> LISTING
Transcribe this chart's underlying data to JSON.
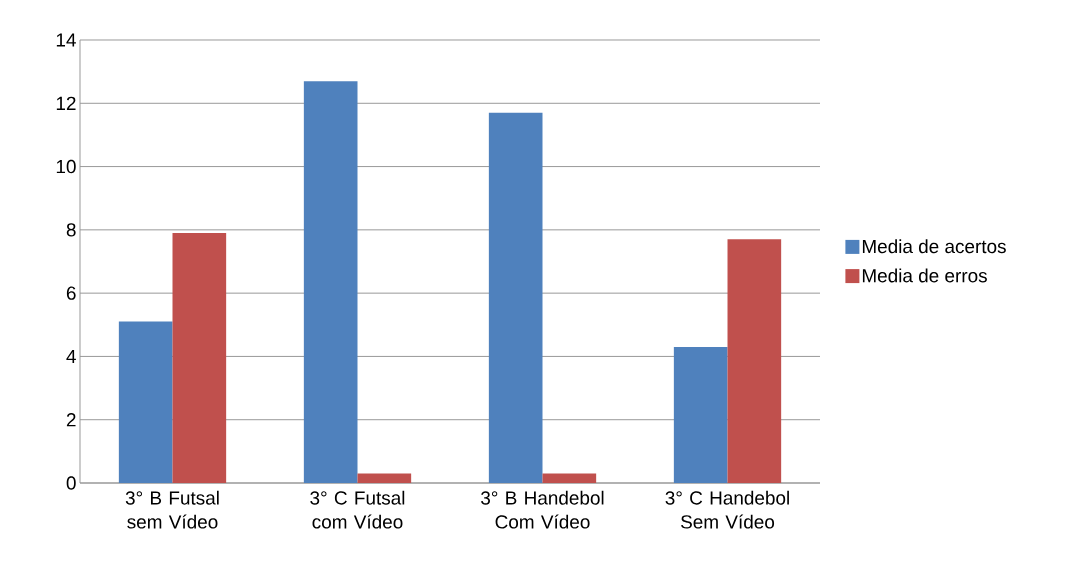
{
  "chart_data": {
    "type": "bar",
    "categories": [
      "3° B Futsal sem Vídeo",
      "3° C Futsal com Vídeo",
      "3° B Handebol Com Vídeo",
      "3° C Handebol Sem Vídeo"
    ],
    "series": [
      {
        "name": "Media de acertos",
        "color": "#4f81bd",
        "values": [
          5.1,
          12.7,
          11.7,
          4.3
        ]
      },
      {
        "name": "Media de erros",
        "color": "#c0504d",
        "values": [
          7.9,
          0.3,
          0.3,
          7.7
        ]
      }
    ],
    "ylim": [
      0,
      14
    ],
    "yticks": [
      0,
      2,
      4,
      6,
      8,
      10,
      12,
      14
    ],
    "grid": "y",
    "legend": "right"
  }
}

> GOAL OF THE EXERCISE
Copy out every line from the material above in which the word "name" appears.

> RESULT OF THE TASK
        "name": "Media de acertos",
        "name": "Media de erros",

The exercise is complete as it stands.